# Provided data start
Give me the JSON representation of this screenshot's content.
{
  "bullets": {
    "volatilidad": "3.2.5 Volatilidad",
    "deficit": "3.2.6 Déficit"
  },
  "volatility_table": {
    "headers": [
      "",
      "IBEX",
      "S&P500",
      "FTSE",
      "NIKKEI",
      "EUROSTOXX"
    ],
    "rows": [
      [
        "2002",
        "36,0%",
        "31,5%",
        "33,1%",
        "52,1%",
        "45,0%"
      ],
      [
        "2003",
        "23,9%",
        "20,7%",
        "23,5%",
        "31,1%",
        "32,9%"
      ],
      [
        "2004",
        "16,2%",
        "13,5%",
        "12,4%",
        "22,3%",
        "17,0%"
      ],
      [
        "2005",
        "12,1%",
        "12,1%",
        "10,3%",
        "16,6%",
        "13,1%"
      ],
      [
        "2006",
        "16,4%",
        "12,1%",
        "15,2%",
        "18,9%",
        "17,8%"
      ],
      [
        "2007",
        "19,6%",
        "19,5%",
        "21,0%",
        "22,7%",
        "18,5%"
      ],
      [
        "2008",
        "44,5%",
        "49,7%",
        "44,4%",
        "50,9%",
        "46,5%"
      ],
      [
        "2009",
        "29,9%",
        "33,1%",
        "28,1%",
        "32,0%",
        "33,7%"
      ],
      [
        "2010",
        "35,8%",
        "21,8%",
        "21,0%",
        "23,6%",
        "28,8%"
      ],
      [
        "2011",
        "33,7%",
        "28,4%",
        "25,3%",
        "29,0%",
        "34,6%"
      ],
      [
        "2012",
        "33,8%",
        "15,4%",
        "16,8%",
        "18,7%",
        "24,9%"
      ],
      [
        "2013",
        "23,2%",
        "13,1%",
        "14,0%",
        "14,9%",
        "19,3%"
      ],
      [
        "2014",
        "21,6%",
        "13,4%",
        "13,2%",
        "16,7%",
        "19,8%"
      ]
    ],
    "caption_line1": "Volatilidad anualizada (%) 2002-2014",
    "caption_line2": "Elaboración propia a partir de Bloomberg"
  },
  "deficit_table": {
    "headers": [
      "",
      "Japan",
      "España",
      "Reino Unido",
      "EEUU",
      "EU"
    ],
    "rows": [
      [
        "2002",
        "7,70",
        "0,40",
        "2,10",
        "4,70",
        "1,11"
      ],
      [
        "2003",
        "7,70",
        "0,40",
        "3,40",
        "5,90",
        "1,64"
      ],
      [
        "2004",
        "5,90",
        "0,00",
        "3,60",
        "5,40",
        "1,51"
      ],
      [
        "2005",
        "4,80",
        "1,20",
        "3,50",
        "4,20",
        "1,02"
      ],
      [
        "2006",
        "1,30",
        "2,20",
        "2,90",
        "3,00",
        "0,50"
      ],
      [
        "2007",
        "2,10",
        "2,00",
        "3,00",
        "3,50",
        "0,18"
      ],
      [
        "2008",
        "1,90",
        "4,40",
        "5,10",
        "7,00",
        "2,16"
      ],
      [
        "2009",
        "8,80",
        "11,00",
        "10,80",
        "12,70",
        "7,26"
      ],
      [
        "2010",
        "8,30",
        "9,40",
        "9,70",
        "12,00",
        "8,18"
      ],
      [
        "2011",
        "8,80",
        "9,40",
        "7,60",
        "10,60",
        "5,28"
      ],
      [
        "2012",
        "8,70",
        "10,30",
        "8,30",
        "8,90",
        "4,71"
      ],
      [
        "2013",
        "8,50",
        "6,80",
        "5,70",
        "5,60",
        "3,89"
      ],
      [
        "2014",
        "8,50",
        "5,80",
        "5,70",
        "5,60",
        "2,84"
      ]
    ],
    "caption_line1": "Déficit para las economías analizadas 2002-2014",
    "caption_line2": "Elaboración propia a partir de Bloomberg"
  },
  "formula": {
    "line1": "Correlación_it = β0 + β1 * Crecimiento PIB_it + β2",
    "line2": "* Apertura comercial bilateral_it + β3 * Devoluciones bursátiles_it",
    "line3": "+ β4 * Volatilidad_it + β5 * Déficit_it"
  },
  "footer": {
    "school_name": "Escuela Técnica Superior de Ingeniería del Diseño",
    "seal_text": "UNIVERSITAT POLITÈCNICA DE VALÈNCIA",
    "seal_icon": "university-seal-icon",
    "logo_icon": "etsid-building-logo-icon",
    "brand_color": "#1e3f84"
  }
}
# Provided data end
◆ What is needed ◆
Exact copies of all the records are required.

◆ Written reply ◆
Give me the JSON representation of this screenshot's content.
{
  "bullets": {
    "volatilidad": "3.2.5 Volatilidad",
    "deficit": "3.2.6 Déficit"
  },
  "volatility_table": {
    "headers": [
      "",
      "IBEX",
      "S&P500",
      "FTSE",
      "NIKKEI",
      "EUROSTOXX"
    ],
    "rows": [
      [
        "2002",
        "36,0%",
        "31,5%",
        "33,1%",
        "52,1%",
        "45,0%"
      ],
      [
        "2003",
        "23,9%",
        "20,7%",
        "23,5%",
        "31,1%",
        "32,9%"
      ],
      [
        "2004",
        "16,2%",
        "13,5%",
        "12,4%",
        "22,3%",
        "17,0%"
      ],
      [
        "2005",
        "12,1%",
        "12,1%",
        "10,3%",
        "16,6%",
        "13,1%"
      ],
      [
        "2006",
        "16,4%",
        "12,1%",
        "15,2%",
        "18,9%",
        "17,8%"
      ],
      [
        "2007",
        "19,6%",
        "19,5%",
        "21,0%",
        "22,7%",
        "18,5%"
      ],
      [
        "2008",
        "44,5%",
        "49,7%",
        "44,4%",
        "50,9%",
        "46,5%"
      ],
      [
        "2009",
        "29,9%",
        "33,1%",
        "28,1%",
        "32,0%",
        "33,7%"
      ],
      [
        "2010",
        "35,8%",
        "21,8%",
        "21,0%",
        "23,6%",
        "28,8%"
      ],
      [
        "2011",
        "33,7%",
        "28,4%",
        "25,3%",
        "29,0%",
        "34,6%"
      ],
      [
        "2012",
        "33,8%",
        "15,4%",
        "16,8%",
        "18,7%",
        "24,9%"
      ],
      [
        "2013",
        "23,2%",
        "13,1%",
        "14,0%",
        "14,9%",
        "19,3%"
      ],
      [
        "2014",
        "21,6%",
        "13,4%",
        "13,2%",
        "16,7%",
        "19,8%"
      ]
    ],
    "caption_line1": "Volatilidad anualizada (%) 2002-2014",
    "caption_line2": "Elaboración propia a partir de Bloomberg"
  },
  "deficit_table": {
    "headers": [
      "",
      "Japan",
      "España",
      "Reino Unido",
      "EEUU",
      "EU"
    ],
    "rows": [
      [
        "2002",
        "7,70",
        "0,40",
        "2,10",
        "4,70",
        "1,11"
      ],
      [
        "2003",
        "7,70",
        "0,40",
        "3,40",
        "5,90",
        "1,64"
      ],
      [
        "2004",
        "5,90",
        "0,00",
        "3,60",
        "5,40",
        "1,51"
      ],
      [
        "2005",
        "4,80",
        "1,20",
        "3,50",
        "4,20",
        "1,02"
      ],
      [
        "2006",
        "1,30",
        "2,20",
        "2,90",
        "3,00",
        "0,50"
      ],
      [
        "2007",
        "2,10",
        "2,00",
        "3,00",
        "3,50",
        "0,18"
      ],
      [
        "2008",
        "1,90",
        "4,40",
        "5,10",
        "7,00",
        "2,16"
      ],
      [
        "2009",
        "8,80",
        "11,00",
        "10,80",
        "12,70",
        "7,26"
      ],
      [
        "2010",
        "8,30",
        "9,40",
        "9,70",
        "12,00",
        "8,18"
      ],
      [
        "2011",
        "8,80",
        "9,40",
        "7,60",
        "10,60",
        "5,28"
      ],
      [
        "2012",
        "8,70",
        "10,30",
        "8,30",
        "8,90",
        "4,71"
      ],
      [
        "2013",
        "8,50",
        "6,80",
        "5,70",
        "5,60",
        "3,89"
      ],
      [
        "2014",
        "8,50",
        "5,80",
        "5,70",
        "5,60",
        "2,84"
      ]
    ],
    "caption_line1": "Déficit para las economías analizadas 2002-2014",
    "caption_line2": "Elaboración propia a partir de Bloomberg"
  },
  "formula": {
    "line1": "Correlación_it = β0 + β1 * Crecimiento PIB_it + β2",
    "line2": "* Apertura comercial bilateral_it + β3 * Devoluciones bursátiles_it",
    "line3": "+ β4 * Volatilidad_it + β5 * Déficit_it"
  },
  "footer": {
    "school_name": "Escuela Técnica Superior de Ingeniería del Diseño",
    "seal_text": "UNIVERSITAT POLITÈCNICA DE VALÈNCIA",
    "seal_icon": "university-seal-icon",
    "logo_icon": "etsid-building-logo-icon",
    "brand_color": "#1e3f84"
  }
}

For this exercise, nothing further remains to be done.